(To be done):
Check each line of the listing below for the string "пробы", and copy the ones that have it.

Data excerpts:
* * * *
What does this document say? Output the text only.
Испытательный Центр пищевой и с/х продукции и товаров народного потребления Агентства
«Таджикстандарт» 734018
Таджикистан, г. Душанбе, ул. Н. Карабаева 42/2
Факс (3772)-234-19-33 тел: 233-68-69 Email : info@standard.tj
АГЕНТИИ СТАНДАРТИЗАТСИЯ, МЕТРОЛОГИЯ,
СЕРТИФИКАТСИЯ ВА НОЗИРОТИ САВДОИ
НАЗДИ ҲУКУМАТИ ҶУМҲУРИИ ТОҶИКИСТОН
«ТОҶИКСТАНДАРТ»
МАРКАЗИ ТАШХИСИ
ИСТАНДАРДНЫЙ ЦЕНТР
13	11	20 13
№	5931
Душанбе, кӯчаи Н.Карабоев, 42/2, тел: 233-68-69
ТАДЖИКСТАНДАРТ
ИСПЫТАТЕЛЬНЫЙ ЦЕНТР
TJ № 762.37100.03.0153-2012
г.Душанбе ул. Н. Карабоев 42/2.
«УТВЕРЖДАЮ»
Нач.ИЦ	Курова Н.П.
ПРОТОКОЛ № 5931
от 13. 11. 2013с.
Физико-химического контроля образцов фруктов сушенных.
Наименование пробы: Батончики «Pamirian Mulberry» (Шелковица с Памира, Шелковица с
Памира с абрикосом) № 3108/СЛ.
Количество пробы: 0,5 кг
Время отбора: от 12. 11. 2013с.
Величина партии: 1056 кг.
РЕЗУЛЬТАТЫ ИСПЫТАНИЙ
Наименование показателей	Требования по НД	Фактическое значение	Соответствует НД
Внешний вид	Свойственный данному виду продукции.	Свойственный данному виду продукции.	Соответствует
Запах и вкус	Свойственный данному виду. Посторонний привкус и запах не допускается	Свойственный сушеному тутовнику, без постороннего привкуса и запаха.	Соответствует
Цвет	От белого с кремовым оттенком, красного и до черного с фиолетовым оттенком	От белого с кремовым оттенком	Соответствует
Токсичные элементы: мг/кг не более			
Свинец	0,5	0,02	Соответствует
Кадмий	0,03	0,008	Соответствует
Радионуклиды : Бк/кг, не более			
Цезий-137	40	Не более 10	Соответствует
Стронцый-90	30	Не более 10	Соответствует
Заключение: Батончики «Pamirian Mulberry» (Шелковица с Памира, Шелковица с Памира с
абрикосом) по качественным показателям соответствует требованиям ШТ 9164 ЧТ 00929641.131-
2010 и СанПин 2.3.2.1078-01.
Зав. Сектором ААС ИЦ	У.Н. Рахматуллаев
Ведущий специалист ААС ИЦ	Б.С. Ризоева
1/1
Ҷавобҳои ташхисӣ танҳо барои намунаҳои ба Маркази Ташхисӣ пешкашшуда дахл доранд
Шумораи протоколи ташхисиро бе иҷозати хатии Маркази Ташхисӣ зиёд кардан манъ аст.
* * * *
(Solution below):
Наименование пробы: Батончики «Pamirian Mulberry» (Шелковица с Памира, Шелковица с
Количество пробы: 0,5 кг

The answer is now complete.